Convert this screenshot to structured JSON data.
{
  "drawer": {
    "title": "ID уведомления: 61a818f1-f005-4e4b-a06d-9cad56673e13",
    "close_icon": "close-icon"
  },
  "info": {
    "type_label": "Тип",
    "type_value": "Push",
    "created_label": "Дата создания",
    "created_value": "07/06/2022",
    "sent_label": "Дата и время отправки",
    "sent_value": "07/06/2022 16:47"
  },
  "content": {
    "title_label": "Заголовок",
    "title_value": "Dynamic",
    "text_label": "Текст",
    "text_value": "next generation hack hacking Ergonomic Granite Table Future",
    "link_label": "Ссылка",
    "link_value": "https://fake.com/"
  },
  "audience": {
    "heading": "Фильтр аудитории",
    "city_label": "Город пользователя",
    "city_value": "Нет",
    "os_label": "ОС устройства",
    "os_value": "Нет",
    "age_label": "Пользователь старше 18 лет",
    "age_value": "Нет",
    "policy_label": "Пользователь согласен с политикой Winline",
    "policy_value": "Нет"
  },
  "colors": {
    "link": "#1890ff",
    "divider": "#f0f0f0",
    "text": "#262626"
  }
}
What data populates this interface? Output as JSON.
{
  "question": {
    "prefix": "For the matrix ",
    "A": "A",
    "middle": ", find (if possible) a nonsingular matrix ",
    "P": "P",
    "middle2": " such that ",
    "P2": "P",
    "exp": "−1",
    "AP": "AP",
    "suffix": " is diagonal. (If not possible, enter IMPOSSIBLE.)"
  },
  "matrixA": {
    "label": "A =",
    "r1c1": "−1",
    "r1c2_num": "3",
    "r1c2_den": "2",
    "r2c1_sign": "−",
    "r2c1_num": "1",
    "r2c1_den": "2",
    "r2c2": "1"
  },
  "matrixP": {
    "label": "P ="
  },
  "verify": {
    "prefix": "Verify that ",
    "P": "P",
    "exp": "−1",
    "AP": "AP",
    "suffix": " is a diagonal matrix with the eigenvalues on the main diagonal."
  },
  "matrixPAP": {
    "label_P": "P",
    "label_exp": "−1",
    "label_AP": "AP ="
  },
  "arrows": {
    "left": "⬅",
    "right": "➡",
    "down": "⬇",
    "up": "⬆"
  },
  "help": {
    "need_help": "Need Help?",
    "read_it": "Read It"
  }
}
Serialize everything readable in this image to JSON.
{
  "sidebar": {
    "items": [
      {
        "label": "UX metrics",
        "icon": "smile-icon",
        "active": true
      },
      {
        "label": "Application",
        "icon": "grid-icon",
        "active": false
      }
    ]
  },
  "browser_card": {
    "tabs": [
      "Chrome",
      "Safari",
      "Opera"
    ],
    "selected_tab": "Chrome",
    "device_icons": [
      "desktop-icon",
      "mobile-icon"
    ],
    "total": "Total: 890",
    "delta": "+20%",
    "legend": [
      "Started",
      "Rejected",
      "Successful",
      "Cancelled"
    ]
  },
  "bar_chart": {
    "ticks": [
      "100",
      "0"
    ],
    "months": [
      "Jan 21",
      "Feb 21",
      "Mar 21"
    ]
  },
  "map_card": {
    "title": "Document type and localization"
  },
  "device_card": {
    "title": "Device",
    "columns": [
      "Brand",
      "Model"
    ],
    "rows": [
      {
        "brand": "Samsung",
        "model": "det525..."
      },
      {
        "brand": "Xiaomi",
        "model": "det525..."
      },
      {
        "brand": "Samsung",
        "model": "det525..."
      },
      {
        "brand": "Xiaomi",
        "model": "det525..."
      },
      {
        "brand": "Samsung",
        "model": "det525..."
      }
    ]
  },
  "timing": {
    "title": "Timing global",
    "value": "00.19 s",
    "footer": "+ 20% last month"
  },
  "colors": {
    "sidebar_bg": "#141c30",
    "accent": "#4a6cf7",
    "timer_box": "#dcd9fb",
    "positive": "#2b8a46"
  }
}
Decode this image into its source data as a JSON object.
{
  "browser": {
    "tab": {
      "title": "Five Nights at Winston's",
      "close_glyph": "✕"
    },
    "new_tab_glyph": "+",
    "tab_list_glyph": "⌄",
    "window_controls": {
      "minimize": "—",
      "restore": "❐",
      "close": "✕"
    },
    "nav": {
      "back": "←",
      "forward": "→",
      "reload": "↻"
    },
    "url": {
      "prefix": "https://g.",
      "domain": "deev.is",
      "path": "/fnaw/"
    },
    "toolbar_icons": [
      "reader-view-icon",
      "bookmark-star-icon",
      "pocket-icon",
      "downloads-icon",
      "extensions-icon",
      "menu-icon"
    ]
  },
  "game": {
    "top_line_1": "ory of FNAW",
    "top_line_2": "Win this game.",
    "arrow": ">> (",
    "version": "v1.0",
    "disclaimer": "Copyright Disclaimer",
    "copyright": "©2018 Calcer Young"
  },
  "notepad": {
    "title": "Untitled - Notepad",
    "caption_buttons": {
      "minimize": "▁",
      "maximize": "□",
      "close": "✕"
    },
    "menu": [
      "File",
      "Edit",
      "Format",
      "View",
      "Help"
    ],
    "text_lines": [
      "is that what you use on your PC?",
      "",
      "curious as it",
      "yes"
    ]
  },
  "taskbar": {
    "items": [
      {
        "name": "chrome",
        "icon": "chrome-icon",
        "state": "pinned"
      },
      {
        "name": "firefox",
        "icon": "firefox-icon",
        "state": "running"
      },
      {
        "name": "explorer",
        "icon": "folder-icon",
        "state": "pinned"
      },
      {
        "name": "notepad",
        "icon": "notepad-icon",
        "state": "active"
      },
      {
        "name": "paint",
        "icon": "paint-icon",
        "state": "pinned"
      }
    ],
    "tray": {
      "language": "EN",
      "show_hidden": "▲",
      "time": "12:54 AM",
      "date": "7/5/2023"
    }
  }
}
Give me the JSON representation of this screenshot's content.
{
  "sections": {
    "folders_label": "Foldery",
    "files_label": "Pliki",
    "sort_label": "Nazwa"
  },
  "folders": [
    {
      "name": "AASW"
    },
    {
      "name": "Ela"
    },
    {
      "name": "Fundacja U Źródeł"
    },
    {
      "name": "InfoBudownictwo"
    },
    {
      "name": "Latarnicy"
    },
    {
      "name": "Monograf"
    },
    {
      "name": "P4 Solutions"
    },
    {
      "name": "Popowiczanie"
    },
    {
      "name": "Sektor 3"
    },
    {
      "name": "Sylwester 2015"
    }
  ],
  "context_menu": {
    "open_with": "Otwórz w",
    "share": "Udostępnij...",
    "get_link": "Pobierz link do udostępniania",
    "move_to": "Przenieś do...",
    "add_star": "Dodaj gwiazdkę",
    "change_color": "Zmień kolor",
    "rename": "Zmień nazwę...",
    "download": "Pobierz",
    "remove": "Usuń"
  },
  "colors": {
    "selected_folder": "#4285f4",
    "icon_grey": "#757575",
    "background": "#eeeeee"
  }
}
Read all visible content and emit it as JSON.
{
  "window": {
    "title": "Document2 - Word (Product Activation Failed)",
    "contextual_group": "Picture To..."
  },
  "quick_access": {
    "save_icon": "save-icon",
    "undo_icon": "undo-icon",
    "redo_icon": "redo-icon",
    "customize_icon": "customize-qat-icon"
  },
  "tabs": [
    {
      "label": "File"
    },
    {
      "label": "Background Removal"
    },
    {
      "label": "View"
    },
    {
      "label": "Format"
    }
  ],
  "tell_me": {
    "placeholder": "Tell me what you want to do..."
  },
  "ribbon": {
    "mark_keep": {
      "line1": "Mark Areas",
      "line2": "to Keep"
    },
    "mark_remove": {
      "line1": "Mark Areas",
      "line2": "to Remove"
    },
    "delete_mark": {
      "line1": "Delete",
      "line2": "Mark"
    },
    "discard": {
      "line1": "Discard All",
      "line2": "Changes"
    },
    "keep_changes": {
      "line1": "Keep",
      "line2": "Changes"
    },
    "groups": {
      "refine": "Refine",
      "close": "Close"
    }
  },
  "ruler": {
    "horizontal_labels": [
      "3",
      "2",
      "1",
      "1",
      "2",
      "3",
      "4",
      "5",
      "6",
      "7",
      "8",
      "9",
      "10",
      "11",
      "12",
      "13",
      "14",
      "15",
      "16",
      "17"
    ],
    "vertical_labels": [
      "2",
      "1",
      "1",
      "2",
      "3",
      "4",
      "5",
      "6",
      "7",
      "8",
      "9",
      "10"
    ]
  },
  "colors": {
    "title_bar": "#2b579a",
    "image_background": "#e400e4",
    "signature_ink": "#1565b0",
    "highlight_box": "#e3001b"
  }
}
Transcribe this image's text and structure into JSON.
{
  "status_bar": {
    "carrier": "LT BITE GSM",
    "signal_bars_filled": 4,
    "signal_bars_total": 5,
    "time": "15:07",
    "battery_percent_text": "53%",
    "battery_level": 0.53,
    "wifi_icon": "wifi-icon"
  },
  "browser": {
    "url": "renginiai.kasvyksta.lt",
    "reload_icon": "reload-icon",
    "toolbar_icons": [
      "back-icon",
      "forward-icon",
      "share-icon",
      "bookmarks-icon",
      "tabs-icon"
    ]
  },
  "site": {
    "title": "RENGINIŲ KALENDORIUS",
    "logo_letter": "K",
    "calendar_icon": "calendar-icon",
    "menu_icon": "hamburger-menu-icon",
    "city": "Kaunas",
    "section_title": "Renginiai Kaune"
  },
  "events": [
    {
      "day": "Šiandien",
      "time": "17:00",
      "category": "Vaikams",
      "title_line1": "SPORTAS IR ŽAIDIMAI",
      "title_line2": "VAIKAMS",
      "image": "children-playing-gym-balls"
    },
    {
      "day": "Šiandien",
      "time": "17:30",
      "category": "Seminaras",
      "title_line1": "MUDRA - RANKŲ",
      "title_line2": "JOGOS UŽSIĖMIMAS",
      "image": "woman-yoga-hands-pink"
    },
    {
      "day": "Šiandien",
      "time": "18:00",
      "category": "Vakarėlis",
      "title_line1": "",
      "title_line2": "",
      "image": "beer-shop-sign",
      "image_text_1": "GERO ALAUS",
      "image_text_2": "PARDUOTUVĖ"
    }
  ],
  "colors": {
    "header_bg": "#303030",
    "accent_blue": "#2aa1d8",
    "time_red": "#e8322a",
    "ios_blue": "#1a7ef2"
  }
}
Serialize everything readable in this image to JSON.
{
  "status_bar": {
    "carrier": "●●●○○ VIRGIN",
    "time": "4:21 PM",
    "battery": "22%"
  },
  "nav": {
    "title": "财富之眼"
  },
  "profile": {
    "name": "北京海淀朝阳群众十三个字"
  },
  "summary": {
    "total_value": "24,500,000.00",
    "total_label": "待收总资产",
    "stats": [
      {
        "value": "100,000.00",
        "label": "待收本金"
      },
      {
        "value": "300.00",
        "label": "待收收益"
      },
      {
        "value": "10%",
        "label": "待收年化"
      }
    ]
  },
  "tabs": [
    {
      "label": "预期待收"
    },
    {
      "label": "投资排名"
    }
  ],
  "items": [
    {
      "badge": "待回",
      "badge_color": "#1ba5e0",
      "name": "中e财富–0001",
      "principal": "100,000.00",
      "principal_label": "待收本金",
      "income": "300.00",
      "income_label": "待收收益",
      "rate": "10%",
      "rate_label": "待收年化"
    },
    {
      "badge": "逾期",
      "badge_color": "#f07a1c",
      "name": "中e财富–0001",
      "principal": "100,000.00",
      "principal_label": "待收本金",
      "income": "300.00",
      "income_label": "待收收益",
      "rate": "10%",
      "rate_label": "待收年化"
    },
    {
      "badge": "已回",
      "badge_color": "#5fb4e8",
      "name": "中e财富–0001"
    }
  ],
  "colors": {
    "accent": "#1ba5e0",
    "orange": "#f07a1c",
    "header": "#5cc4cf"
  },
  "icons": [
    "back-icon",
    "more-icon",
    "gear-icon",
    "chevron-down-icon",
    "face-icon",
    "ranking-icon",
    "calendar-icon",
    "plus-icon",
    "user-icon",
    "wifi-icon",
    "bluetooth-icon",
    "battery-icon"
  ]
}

────────────────

-- Brief --
From the entries above, copy out every line where the string "data" appears.

-- Full solution --
Convert this screenshot to structured JSON data.
What data populates this interface? Output as JSON.
Decode this image into its source data as a JSON object.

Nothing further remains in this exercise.